**Excerpted data:**

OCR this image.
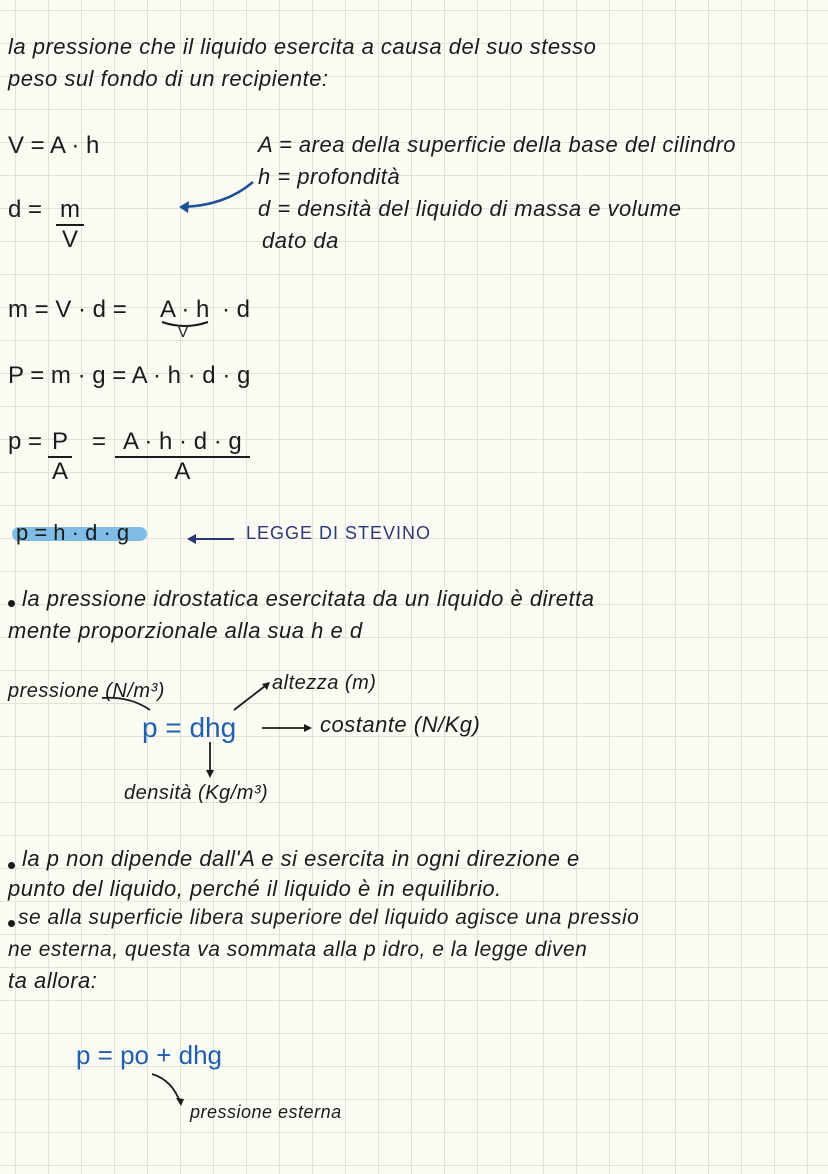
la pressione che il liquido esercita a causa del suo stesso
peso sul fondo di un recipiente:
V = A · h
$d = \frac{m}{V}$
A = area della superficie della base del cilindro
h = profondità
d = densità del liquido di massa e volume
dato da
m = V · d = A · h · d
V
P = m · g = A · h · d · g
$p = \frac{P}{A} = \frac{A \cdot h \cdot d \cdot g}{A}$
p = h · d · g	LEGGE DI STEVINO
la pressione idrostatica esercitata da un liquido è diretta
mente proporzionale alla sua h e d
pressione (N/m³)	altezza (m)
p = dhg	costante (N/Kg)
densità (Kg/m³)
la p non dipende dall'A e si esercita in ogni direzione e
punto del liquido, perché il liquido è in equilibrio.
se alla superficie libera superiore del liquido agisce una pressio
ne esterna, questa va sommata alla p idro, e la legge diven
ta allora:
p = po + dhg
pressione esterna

---

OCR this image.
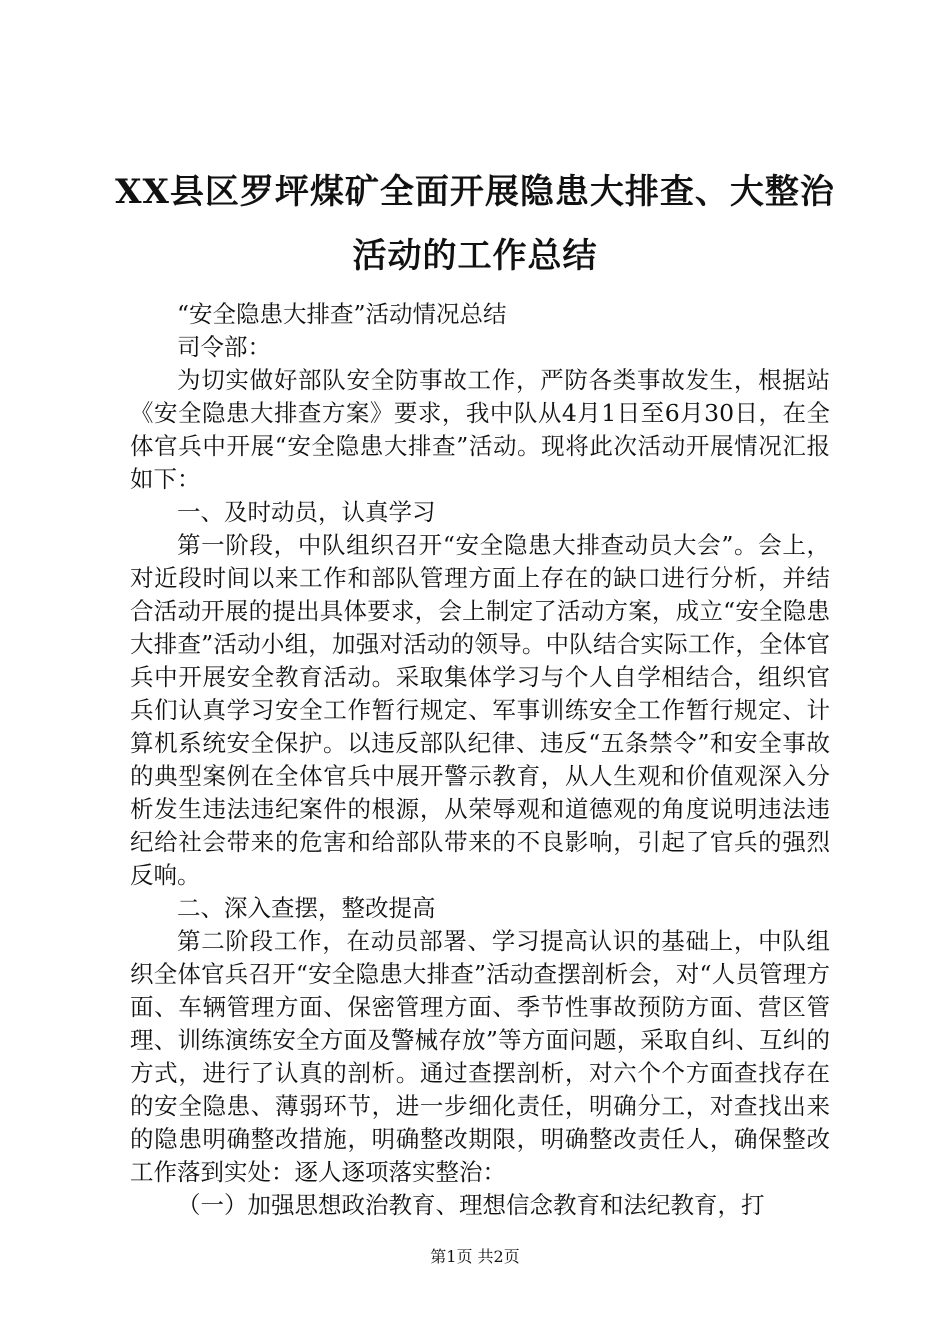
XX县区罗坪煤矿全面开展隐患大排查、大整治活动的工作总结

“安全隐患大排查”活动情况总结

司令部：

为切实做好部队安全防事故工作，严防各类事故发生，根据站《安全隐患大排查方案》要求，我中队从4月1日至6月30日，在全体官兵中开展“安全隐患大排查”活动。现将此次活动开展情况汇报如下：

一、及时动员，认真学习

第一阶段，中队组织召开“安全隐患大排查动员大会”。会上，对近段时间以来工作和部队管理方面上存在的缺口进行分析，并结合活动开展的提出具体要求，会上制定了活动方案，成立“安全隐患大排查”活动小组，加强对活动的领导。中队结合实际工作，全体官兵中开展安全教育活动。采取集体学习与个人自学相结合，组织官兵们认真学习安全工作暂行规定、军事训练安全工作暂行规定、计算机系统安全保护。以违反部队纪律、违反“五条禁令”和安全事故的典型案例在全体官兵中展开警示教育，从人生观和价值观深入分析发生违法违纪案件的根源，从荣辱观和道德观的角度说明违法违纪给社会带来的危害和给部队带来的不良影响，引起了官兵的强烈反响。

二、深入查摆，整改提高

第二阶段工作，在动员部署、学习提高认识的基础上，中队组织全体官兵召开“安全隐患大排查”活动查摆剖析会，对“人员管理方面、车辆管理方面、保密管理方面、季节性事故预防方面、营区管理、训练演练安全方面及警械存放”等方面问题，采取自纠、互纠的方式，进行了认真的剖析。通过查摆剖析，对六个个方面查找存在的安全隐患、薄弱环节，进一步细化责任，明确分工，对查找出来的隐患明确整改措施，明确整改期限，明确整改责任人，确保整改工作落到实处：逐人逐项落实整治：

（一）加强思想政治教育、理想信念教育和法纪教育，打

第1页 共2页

**Given task:**
Filter the data for the string "pressione" and copy every line that has it.

**The result:**
la pressione che il liquido esercita a causa del suo stesso
la pressione idrostatica esercitata da un liquido è diretta
pressione (N/m³)	altezza (m)
pressione esterna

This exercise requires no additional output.